From the listing below, pull each line that includes "this".

>>

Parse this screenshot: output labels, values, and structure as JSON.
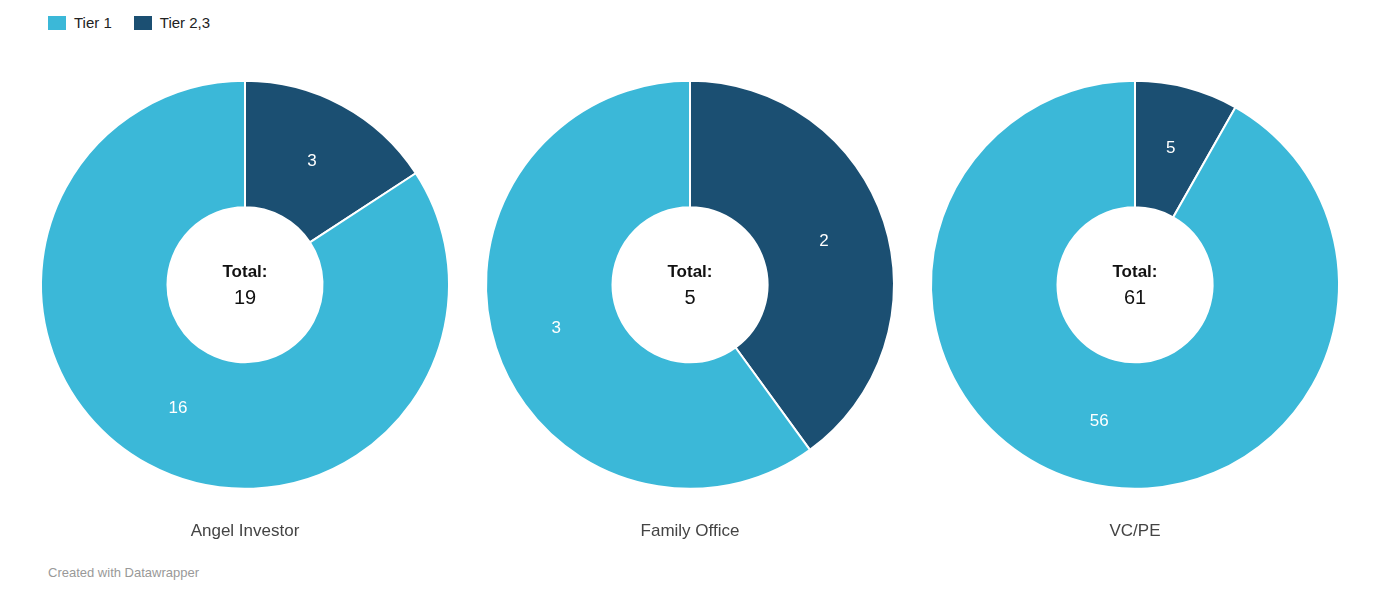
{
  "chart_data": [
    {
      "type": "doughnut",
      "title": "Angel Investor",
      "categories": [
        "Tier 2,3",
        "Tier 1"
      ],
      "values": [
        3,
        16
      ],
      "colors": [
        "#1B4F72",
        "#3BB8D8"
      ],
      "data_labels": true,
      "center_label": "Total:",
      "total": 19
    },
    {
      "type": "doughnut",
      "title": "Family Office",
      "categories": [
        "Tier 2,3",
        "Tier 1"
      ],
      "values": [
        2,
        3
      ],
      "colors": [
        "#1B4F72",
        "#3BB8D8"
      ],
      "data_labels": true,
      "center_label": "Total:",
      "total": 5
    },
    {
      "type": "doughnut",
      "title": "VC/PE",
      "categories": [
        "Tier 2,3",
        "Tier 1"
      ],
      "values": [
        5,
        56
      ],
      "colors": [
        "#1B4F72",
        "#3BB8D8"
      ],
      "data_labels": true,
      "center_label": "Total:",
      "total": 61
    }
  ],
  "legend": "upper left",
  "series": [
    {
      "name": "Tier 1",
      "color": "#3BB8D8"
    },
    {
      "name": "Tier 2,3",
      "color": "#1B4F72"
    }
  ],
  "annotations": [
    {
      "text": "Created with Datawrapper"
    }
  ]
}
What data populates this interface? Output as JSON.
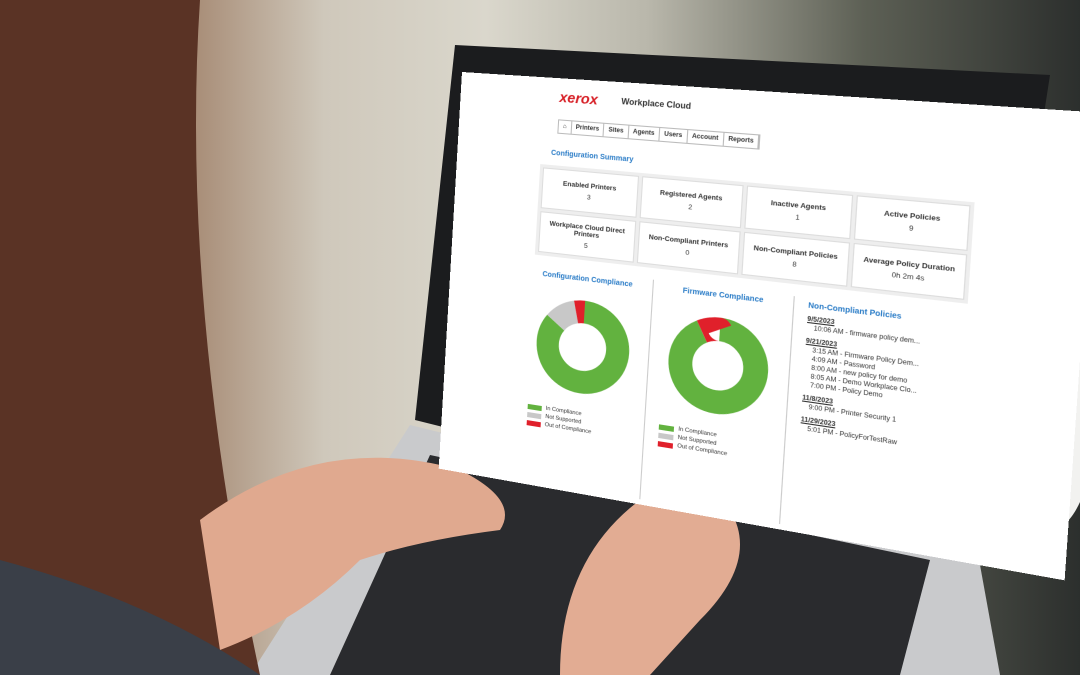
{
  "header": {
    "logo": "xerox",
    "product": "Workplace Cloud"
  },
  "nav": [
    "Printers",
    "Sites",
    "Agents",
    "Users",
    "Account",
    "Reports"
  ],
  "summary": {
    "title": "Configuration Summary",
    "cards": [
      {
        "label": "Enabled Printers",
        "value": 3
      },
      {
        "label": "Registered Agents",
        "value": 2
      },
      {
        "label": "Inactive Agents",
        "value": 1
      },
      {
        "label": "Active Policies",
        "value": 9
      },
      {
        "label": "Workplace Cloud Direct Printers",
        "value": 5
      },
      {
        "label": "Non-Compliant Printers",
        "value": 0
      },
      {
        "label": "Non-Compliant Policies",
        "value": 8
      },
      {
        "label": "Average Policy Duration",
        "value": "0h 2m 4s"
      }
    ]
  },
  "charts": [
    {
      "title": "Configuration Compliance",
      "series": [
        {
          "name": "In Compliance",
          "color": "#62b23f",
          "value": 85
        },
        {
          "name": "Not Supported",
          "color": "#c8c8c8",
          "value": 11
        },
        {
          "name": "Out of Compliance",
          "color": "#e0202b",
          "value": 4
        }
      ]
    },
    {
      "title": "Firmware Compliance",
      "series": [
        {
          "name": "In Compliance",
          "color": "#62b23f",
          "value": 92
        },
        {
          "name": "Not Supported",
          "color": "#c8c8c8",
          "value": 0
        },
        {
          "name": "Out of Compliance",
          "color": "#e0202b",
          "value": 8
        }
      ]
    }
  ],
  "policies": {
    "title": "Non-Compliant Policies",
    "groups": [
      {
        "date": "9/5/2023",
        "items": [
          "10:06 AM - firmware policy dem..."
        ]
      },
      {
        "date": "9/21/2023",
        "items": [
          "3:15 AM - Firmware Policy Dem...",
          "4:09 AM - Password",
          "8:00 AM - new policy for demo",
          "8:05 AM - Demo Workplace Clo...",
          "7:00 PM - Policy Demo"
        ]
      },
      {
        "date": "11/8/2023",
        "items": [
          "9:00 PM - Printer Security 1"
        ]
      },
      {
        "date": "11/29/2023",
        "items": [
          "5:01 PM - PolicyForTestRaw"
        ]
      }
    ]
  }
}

<<
>>

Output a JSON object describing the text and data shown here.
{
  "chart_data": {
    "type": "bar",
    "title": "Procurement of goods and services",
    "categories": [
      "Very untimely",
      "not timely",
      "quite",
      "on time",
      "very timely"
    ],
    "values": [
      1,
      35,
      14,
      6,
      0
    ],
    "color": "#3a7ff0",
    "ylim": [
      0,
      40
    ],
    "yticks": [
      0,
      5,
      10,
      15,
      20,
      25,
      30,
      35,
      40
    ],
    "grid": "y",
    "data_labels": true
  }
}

<<

- Expected answer -
Parse this screenshot: output labels, values, and structure as JSON.
What data populates this interface? Output as JSON.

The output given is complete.